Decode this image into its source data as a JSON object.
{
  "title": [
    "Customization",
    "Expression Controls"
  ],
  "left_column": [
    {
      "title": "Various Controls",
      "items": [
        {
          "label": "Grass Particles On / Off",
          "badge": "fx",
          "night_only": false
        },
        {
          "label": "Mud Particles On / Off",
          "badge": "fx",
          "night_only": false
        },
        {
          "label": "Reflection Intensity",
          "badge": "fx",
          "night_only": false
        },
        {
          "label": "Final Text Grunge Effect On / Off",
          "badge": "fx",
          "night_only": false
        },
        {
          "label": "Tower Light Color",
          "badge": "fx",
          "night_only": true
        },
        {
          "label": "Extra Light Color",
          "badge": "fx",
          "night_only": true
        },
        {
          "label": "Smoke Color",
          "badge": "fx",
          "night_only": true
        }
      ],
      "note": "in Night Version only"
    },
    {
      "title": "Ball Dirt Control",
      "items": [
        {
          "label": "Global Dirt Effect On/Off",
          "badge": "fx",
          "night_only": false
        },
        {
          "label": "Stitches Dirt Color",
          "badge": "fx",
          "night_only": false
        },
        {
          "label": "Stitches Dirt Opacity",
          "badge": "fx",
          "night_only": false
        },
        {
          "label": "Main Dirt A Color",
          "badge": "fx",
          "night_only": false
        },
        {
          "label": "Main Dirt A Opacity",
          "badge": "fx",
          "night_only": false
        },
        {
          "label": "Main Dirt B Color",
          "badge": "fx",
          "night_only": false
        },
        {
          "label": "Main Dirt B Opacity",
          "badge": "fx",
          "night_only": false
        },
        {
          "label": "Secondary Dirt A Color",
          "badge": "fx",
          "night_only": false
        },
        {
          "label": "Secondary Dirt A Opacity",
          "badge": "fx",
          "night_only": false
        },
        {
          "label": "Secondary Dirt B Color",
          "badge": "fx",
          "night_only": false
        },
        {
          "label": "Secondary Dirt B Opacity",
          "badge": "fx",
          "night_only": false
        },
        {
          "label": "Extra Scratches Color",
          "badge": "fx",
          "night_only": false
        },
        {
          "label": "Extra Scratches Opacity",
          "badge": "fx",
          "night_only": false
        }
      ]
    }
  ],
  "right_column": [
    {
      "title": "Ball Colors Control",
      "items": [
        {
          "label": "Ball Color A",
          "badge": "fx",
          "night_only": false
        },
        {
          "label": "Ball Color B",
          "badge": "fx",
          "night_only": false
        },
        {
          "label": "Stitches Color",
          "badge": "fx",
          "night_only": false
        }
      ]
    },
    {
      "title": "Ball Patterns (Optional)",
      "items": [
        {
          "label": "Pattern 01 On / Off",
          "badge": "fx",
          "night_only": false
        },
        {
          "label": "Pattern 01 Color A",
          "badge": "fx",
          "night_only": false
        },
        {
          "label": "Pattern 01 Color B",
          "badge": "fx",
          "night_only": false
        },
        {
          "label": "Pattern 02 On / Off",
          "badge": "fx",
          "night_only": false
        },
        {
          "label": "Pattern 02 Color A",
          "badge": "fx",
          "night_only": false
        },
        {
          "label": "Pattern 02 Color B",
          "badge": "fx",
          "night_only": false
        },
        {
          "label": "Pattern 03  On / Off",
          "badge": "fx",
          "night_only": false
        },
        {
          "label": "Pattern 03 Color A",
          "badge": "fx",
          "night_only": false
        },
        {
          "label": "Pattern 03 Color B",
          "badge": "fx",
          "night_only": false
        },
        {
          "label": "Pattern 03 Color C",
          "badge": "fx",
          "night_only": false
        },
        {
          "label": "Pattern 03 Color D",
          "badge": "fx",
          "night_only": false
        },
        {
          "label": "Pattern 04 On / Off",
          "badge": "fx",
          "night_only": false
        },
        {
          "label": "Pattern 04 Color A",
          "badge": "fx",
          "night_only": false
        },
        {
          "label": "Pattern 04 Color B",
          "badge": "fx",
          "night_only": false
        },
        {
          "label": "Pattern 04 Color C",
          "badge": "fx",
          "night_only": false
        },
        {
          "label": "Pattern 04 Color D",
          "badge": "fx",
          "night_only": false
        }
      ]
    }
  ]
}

——————

## Given instruction:
Among the entries, how many lines contain the string "Main"? Give the number without anything else.

## The output:
4